Once the line containing "Read all visible content and emit it as JSON." is found in the data below, output that line and every line after it through the last, unchanged and with nothing else.

### RECORDS TO PROCESS
========================================

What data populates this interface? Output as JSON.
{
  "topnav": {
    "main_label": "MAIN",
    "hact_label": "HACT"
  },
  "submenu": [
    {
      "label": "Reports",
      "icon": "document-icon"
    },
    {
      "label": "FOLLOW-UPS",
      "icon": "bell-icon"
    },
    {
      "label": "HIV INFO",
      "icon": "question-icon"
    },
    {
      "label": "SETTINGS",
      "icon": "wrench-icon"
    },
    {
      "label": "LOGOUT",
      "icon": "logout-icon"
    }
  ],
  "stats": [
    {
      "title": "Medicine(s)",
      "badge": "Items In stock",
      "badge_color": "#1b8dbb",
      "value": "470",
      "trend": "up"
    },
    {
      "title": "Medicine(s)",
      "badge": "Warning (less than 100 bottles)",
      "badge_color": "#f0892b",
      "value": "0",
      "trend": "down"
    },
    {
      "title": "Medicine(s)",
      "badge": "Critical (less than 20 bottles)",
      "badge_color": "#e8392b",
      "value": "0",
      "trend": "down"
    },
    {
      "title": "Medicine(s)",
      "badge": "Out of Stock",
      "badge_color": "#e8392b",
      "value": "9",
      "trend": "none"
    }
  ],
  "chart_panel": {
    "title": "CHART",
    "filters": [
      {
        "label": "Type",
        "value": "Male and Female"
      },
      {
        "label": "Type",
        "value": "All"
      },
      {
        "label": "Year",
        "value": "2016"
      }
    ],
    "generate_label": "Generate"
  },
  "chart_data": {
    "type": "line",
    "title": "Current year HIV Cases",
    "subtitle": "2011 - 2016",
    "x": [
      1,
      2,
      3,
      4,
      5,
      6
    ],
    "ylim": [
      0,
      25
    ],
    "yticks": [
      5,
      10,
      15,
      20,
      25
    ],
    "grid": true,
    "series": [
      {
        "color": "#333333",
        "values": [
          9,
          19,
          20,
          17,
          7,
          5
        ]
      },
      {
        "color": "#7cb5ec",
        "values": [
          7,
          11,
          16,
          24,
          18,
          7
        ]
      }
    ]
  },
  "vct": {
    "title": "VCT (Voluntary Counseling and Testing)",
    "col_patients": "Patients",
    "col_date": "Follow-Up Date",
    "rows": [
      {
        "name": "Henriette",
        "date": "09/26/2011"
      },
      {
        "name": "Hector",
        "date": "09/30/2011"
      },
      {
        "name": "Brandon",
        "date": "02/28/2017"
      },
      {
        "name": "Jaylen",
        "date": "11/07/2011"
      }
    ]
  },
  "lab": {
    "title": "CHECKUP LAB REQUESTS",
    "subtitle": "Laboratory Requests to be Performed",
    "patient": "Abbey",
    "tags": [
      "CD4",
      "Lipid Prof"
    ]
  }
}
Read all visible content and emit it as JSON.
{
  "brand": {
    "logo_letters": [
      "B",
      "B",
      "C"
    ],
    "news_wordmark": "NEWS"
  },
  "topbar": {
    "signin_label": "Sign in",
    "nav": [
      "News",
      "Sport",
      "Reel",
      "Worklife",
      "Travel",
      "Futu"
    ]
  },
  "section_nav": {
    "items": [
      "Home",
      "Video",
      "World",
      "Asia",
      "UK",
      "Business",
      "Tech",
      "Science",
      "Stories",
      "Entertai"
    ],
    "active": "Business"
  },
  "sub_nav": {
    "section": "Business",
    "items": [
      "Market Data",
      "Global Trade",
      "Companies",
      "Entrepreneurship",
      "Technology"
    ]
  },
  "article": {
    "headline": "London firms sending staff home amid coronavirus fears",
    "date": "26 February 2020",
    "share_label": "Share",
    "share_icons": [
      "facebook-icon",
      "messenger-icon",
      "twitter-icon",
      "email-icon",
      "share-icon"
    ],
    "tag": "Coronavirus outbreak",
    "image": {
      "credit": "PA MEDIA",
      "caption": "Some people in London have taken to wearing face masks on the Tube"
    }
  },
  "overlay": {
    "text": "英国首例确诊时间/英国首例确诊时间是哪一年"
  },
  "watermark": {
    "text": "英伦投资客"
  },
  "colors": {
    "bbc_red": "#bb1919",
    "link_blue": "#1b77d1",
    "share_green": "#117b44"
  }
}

========================================

### RESULT OF THIS EXERCISE
Read all visible content and emit it as JSON.
{
  "brand": {
    "logo_letters": [
      "B",
      "B",
      "C"
    ],
    "news_wordmark": "NEWS"
  },
  "topbar": {
    "signin_label": "Sign in",
    "nav": [
      "News",
      "Sport",
      "Reel",
      "Worklife",
      "Travel",
      "Futu"
    ]
  },
  "section_nav": {
    "items": [
      "Home",
      "Video",
      "World",
      "Asia",
      "UK",
      "Business",
      "Tech",
      "Science",
      "Stories",
      "Entertai"
    ],
    "active": "Business"
  },
  "sub_nav": {
    "section": "Business",
    "items": [
      "Market Data",
      "Global Trade",
      "Companies",
      "Entrepreneurship",
      "Technology"
    ]
  },
  "article": {
    "headline": "London firms sending staff home amid coronavirus fears",
    "date": "26 February 2020",
    "share_label": "Share",
    "share_icons": [
      "facebook-icon",
      "messenger-icon",
      "twitter-icon",
      "email-icon",
      "share-icon"
    ],
    "tag": "Coronavirus outbreak",
    "image": {
      "credit": "PA MEDIA",
      "caption": "Some people in London have taken to wearing face masks on the Tube"
    }
  },
  "overlay": {
    "text": "英国首例确诊时间/英国首例确诊时间是哪一年"
  },
  "watermark": {
    "text": "英伦投资客"
  },
  "colors": {
    "bbc_red": "#bb1919",
    "link_blue": "#1b77d1",
    "share_green": "#117b44"
  }
}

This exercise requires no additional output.